● What is expected: What is the number of lines containing "Creek"? Give only that number.

● Material for this task:
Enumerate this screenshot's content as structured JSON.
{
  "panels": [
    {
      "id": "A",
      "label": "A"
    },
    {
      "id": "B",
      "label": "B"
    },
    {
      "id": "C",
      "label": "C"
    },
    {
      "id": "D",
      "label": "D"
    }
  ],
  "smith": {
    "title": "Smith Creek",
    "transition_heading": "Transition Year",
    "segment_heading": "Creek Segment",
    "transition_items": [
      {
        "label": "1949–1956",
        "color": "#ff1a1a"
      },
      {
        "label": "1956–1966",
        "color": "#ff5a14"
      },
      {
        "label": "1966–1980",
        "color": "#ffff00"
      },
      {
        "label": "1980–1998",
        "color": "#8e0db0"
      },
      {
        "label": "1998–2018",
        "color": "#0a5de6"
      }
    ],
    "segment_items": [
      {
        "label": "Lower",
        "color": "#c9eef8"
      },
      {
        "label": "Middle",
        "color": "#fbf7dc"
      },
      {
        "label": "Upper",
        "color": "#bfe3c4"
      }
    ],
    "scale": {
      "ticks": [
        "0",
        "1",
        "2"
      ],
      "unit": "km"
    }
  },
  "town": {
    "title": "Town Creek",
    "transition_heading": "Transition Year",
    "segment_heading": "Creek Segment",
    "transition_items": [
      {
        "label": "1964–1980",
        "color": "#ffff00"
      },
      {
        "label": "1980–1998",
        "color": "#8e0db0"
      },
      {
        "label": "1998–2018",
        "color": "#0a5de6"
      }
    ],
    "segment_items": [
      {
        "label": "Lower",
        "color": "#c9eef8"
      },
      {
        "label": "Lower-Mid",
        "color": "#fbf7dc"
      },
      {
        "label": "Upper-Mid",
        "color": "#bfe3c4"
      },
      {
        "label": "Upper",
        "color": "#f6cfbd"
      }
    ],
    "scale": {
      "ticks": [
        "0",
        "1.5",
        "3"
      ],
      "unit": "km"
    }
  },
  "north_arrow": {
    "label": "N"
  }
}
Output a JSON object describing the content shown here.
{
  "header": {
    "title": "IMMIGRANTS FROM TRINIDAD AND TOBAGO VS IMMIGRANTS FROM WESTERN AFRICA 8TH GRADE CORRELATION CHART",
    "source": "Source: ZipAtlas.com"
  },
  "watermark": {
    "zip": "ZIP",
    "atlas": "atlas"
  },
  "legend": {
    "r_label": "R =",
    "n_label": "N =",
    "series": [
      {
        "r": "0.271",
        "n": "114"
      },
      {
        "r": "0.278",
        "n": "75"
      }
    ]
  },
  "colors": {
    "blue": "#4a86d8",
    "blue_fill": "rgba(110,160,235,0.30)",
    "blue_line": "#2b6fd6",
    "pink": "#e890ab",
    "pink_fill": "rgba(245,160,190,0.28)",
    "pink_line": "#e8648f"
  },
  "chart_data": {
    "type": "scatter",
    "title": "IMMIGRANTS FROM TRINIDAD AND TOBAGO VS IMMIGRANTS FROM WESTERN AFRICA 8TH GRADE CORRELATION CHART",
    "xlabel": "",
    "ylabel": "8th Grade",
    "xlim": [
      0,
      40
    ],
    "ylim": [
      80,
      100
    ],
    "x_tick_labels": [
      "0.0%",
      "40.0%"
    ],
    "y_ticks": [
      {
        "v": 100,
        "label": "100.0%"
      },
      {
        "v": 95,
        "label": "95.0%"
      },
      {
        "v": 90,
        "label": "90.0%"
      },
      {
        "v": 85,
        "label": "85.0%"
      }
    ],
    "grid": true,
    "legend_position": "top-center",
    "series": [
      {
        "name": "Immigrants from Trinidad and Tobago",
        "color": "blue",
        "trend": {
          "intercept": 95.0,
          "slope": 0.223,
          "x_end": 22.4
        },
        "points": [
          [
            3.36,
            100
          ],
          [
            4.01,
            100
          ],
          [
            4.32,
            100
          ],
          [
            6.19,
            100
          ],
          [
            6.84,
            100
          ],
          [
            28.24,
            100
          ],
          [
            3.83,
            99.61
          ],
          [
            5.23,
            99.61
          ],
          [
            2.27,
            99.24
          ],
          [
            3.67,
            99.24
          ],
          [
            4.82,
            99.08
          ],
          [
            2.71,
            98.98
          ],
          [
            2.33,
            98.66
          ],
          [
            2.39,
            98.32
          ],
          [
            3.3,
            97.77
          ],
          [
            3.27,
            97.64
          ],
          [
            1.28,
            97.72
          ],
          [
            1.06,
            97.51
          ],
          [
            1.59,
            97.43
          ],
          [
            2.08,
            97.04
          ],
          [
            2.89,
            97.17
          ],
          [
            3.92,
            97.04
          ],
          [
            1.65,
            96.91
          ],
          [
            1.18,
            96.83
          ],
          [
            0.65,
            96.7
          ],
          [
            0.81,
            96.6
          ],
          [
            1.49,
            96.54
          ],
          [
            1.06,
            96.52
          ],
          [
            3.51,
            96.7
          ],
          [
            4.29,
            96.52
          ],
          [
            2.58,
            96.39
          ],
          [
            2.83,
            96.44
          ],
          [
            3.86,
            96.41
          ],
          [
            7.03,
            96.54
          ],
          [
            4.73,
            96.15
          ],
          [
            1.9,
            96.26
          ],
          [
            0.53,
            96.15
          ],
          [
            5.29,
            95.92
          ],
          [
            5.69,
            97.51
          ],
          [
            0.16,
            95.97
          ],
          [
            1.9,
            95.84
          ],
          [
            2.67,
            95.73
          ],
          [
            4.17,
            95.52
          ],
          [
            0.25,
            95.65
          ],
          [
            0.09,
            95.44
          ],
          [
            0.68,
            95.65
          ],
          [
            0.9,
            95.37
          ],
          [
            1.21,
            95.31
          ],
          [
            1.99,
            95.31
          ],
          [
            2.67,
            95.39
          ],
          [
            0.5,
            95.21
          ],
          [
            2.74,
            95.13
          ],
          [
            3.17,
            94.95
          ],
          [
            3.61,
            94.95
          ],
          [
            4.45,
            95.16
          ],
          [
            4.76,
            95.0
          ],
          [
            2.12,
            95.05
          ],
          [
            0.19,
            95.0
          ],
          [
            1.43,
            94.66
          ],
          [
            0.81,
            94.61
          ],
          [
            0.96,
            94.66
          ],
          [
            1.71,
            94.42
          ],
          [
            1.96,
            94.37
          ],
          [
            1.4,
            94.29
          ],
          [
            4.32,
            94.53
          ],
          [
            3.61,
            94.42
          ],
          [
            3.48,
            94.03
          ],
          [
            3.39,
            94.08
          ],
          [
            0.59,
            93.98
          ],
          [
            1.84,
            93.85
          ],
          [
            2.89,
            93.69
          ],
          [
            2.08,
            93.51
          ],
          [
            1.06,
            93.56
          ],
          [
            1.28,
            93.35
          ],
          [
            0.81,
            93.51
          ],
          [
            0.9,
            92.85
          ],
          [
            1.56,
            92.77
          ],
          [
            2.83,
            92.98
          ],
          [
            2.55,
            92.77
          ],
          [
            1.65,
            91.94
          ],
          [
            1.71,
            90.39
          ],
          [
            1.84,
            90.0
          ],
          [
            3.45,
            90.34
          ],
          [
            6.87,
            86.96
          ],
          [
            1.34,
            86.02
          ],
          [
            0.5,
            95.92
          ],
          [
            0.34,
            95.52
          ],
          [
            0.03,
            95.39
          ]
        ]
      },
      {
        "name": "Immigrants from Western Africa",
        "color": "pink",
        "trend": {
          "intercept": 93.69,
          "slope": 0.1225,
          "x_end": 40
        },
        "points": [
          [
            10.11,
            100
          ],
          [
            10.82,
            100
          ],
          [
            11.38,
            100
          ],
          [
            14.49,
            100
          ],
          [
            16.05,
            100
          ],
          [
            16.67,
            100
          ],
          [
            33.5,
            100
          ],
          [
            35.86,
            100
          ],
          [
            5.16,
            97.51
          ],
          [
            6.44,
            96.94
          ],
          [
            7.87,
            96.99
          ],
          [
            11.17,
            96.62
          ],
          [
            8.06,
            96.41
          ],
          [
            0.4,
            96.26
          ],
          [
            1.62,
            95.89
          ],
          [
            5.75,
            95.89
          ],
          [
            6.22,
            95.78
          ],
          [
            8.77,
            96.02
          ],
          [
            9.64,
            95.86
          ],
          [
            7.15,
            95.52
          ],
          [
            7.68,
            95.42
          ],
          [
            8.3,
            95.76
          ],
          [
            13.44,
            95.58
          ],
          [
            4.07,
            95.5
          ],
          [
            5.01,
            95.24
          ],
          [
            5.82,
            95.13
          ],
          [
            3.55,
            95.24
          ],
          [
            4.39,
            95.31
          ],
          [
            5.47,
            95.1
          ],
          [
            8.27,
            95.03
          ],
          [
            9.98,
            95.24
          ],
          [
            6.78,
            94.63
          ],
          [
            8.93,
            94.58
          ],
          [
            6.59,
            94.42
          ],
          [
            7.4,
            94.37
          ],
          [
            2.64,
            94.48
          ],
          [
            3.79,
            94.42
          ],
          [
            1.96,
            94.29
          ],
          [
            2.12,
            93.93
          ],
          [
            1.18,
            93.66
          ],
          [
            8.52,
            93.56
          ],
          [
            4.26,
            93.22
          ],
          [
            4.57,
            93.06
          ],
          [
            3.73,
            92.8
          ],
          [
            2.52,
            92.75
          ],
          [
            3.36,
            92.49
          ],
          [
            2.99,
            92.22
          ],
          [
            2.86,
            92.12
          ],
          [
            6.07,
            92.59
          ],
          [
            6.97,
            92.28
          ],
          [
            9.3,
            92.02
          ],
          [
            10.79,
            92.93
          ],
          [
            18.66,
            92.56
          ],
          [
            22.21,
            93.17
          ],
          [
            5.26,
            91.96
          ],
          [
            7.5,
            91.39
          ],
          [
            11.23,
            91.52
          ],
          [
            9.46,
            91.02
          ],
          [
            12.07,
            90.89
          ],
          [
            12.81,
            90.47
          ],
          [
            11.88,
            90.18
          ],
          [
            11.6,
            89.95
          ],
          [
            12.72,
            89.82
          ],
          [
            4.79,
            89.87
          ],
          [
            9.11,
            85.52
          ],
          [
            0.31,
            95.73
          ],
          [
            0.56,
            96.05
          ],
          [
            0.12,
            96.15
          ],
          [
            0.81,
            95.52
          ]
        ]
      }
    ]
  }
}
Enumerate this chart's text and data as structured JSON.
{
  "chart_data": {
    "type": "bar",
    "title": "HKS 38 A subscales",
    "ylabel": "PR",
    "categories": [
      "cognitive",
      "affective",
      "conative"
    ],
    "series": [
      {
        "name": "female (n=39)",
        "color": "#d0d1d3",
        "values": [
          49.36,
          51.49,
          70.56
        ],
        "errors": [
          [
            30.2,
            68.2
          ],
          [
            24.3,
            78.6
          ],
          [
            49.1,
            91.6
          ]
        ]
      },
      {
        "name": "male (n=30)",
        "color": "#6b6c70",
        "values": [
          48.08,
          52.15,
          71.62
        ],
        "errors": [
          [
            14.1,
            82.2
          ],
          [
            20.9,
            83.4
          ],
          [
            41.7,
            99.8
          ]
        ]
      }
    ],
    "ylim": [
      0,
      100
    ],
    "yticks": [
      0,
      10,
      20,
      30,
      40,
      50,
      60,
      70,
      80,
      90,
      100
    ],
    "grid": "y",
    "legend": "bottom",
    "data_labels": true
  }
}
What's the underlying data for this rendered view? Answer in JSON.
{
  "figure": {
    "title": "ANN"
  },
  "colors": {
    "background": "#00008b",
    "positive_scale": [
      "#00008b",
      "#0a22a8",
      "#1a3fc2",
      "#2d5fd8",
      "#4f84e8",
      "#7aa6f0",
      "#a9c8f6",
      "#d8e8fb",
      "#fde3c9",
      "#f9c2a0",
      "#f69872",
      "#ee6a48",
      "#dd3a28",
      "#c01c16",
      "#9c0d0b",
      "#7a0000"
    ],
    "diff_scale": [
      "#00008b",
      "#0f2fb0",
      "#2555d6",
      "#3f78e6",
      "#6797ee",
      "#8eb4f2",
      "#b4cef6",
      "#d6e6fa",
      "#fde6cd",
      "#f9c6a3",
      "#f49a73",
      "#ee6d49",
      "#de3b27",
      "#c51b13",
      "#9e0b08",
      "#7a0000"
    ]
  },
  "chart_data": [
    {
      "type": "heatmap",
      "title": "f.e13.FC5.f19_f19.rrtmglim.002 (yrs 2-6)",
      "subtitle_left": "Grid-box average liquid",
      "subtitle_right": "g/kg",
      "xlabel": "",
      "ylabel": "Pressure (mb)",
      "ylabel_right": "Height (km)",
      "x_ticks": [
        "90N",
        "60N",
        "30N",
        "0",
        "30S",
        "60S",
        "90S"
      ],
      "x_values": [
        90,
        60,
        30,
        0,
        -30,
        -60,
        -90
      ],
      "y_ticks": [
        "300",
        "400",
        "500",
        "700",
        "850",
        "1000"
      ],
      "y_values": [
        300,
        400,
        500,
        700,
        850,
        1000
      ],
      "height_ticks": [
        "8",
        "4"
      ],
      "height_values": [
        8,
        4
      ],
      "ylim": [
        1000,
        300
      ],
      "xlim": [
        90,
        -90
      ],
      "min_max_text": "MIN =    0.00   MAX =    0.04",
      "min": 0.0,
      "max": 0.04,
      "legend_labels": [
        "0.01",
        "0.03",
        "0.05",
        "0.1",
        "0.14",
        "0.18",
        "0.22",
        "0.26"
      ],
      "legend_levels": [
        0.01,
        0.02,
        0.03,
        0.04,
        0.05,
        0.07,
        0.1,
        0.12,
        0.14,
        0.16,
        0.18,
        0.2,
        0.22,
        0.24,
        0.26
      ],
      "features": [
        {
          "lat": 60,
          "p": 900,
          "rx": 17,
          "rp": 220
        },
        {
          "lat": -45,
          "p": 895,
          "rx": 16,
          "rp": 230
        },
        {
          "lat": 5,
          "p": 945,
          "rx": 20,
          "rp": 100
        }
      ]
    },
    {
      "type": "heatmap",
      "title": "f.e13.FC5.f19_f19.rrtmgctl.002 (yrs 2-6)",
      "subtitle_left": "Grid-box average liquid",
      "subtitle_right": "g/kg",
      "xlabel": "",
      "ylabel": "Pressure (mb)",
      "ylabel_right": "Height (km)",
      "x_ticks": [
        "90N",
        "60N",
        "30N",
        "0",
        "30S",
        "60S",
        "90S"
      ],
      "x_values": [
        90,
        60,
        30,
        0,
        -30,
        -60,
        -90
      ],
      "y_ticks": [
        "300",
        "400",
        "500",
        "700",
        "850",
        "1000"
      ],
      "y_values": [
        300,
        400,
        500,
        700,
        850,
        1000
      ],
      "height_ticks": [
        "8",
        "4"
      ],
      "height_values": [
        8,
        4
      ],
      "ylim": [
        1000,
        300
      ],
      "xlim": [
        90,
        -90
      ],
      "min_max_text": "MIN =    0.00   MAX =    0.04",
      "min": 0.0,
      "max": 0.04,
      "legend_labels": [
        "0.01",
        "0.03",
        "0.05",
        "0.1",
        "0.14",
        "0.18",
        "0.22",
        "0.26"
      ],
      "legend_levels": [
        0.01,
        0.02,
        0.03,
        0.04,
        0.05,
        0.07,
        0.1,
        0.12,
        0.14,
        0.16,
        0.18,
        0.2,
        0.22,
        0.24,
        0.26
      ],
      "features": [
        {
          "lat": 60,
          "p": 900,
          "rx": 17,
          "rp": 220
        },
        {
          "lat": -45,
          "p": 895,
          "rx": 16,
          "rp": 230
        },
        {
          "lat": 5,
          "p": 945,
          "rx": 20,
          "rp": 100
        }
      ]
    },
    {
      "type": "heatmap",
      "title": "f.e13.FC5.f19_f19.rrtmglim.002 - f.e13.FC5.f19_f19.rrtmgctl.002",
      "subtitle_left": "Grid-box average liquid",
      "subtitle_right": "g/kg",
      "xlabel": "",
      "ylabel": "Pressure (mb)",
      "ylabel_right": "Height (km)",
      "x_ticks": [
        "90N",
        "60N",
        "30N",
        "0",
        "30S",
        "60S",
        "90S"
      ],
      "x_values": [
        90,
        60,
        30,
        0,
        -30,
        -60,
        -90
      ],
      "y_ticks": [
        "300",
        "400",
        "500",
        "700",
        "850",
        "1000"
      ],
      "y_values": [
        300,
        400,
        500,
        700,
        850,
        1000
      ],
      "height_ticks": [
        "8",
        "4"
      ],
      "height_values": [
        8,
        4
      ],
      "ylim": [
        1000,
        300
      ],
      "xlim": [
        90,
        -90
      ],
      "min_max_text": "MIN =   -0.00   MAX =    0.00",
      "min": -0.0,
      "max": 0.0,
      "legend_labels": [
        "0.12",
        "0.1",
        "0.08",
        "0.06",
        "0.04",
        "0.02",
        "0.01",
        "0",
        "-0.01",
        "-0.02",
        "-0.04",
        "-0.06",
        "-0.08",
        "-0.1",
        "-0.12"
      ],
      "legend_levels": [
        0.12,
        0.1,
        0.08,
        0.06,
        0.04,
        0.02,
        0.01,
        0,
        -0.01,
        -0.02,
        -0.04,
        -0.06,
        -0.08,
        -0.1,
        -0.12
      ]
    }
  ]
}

● Reply: 4